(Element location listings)

(begin)

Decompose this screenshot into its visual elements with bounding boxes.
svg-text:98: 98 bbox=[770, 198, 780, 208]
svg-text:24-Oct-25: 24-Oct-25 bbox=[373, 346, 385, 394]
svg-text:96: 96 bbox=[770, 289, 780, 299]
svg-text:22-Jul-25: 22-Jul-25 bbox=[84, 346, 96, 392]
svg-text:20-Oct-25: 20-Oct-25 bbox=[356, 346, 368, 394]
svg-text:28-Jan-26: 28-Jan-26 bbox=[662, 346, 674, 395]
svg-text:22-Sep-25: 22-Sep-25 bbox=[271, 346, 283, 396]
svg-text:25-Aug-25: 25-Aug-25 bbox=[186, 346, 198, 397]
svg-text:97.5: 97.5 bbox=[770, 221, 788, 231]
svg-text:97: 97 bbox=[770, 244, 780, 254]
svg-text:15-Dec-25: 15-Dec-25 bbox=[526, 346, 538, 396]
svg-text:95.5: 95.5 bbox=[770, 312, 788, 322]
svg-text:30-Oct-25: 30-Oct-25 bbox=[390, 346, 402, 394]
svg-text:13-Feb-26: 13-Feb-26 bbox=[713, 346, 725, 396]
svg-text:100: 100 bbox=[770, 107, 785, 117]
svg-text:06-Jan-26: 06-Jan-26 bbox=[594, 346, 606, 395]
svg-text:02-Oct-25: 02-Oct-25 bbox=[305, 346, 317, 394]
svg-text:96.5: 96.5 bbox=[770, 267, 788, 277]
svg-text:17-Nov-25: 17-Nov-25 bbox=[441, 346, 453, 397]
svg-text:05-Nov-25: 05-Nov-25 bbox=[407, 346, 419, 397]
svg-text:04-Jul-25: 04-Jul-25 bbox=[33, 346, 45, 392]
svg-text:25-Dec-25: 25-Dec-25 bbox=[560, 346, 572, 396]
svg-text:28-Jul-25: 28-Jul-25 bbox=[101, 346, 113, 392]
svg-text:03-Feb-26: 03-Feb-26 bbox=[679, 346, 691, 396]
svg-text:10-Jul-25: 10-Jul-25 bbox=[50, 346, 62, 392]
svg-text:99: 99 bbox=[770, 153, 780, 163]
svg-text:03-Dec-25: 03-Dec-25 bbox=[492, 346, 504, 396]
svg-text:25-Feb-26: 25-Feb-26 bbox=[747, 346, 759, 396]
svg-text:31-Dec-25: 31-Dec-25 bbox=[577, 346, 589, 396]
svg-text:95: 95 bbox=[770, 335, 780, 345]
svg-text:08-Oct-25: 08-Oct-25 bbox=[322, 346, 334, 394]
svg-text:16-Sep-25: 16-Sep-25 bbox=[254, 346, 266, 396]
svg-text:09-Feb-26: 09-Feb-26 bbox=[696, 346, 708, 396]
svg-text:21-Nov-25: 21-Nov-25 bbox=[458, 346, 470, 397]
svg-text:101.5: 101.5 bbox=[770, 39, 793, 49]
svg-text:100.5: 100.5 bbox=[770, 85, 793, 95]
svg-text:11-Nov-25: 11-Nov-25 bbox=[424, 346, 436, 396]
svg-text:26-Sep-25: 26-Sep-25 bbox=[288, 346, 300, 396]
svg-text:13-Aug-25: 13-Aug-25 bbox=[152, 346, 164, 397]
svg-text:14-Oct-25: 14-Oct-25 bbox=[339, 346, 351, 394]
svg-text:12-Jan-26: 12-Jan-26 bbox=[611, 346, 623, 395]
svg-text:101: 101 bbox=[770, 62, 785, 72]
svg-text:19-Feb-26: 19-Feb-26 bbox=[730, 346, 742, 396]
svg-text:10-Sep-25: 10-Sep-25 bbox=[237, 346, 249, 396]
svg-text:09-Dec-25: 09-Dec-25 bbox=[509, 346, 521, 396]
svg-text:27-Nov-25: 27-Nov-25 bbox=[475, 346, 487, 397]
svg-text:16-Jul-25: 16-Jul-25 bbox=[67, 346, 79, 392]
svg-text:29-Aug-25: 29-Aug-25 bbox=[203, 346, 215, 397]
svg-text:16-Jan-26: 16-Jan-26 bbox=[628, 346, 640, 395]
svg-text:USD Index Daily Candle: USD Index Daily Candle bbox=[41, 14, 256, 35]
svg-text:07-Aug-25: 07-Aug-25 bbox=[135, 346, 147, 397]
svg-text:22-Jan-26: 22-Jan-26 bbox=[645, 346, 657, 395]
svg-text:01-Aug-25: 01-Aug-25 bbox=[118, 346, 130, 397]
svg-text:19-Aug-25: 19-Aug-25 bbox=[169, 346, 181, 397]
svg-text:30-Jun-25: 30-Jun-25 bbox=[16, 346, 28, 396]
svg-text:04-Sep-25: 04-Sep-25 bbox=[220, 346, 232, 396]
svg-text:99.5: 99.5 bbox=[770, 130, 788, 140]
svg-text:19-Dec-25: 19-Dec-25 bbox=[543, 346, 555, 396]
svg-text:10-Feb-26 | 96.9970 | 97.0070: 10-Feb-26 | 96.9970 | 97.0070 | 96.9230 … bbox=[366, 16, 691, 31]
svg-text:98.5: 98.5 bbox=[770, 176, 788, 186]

(end)

### EXERCISE DESCRIPTION
Reproduce all of the lines in the records above without any alteration.

### RESPONSE
Decompose this screenshot into its visual elements with bounding boxes.
svg-text:98: 98 bbox=[770, 198, 780, 208]
svg-text:24-Oct-25: 24-Oct-25 bbox=[373, 346, 385, 394]
svg-text:96: 96 bbox=[770, 289, 780, 299]
svg-text:22-Jul-25: 22-Jul-25 bbox=[84, 346, 96, 392]
svg-text:20-Oct-25: 20-Oct-25 bbox=[356, 346, 368, 394]
svg-text:28-Jan-26: 28-Jan-26 bbox=[662, 346, 674, 395]
svg-text:22-Sep-25: 22-Sep-25 bbox=[271, 346, 283, 396]
svg-text:25-Aug-25: 25-Aug-25 bbox=[186, 346, 198, 397]
svg-text:97.5: 97.5 bbox=[770, 221, 788, 231]
svg-text:97: 97 bbox=[770, 244, 780, 254]
svg-text:15-Dec-25: 15-Dec-25 bbox=[526, 346, 538, 396]
svg-text:95.5: 95.5 bbox=[770, 312, 788, 322]
svg-text:30-Oct-25: 30-Oct-25 bbox=[390, 346, 402, 394]
svg-text:13-Feb-26: 13-Feb-26 bbox=[713, 346, 725, 396]
svg-text:100: 100 bbox=[770, 107, 785, 117]
svg-text:06-Jan-26: 06-Jan-26 bbox=[594, 346, 606, 395]
svg-text:02-Oct-25: 02-Oct-25 bbox=[305, 346, 317, 394]
svg-text:96.5: 96.5 bbox=[770, 267, 788, 277]
svg-text:17-Nov-25: 17-Nov-25 bbox=[441, 346, 453, 397]
svg-text:05-Nov-25: 05-Nov-25 bbox=[407, 346, 419, 397]
svg-text:04-Jul-25: 04-Jul-25 bbox=[33, 346, 45, 392]
svg-text:25-Dec-25: 25-Dec-25 bbox=[560, 346, 572, 396]
svg-text:28-Jul-25: 28-Jul-25 bbox=[101, 346, 113, 392]
svg-text:03-Feb-26: 03-Feb-26 bbox=[679, 346, 691, 396]
svg-text:10-Jul-25: 10-Jul-25 bbox=[50, 346, 62, 392]
svg-text:99: 99 bbox=[770, 153, 780, 163]
svg-text:03-Dec-25: 03-Dec-25 bbox=[492, 346, 504, 396]
svg-text:25-Feb-26: 25-Feb-26 bbox=[747, 346, 759, 396]
svg-text:31-Dec-25: 31-Dec-25 bbox=[577, 346, 589, 396]
svg-text:95: 95 bbox=[770, 335, 780, 345]
svg-text:08-Oct-25: 08-Oct-25 bbox=[322, 346, 334, 394]
svg-text:16-Sep-25: 16-Sep-25 bbox=[254, 346, 266, 396]
svg-text:09-Feb-26: 09-Feb-26 bbox=[696, 346, 708, 396]
svg-text:21-Nov-25: 21-Nov-25 bbox=[458, 346, 470, 397]
svg-text:101.5: 101.5 bbox=[770, 39, 793, 49]
svg-text:100.5: 100.5 bbox=[770, 85, 793, 95]
svg-text:11-Nov-25: 11-Nov-25 bbox=[424, 346, 436, 396]
svg-text:26-Sep-25: 26-Sep-25 bbox=[288, 346, 300, 396]
svg-text:13-Aug-25: 13-Aug-25 bbox=[152, 346, 164, 397]
svg-text:14-Oct-25: 14-Oct-25 bbox=[339, 346, 351, 394]
svg-text:12-Jan-26: 12-Jan-26 bbox=[611, 346, 623, 395]
svg-text:101: 101 bbox=[770, 62, 785, 72]
svg-text:19-Feb-26: 19-Feb-26 bbox=[730, 346, 742, 396]
svg-text:10-Sep-25: 10-Sep-25 bbox=[237, 346, 249, 396]
svg-text:09-Dec-25: 09-Dec-25 bbox=[509, 346, 521, 396]
svg-text:27-Nov-25: 27-Nov-25 bbox=[475, 346, 487, 397]
svg-text:16-Jul-25: 16-Jul-25 bbox=[67, 346, 79, 392]
svg-text:29-Aug-25: 29-Aug-25 bbox=[203, 346, 215, 397]
svg-text:16-Jan-26: 16-Jan-26 bbox=[628, 346, 640, 395]
svg-text:USD Index Daily Candle: USD Index Daily Candle bbox=[41, 14, 256, 35]
svg-text:07-Aug-25: 07-Aug-25 bbox=[135, 346, 147, 397]
svg-text:22-Jan-26: 22-Jan-26 bbox=[645, 346, 657, 395]
svg-text:01-Aug-25: 01-Aug-25 bbox=[118, 346, 130, 397]
svg-text:19-Aug-25: 19-Aug-25 bbox=[169, 346, 181, 397]
svg-text:30-Jun-25: 30-Jun-25 bbox=[16, 346, 28, 396]
svg-text:04-Sep-25: 04-Sep-25 bbox=[220, 346, 232, 396]
svg-text:99.5: 99.5 bbox=[770, 130, 788, 140]
svg-text:19-Dec-25: 19-Dec-25 bbox=[543, 346, 555, 396]
svg-text:10-Feb-26 | 96.9970 | 97.0070: 10-Feb-26 | 96.9970 | 97.0070 | 96.9230 … bbox=[366, 16, 691, 31]
svg-text:98.5: 98.5 bbox=[770, 176, 788, 186]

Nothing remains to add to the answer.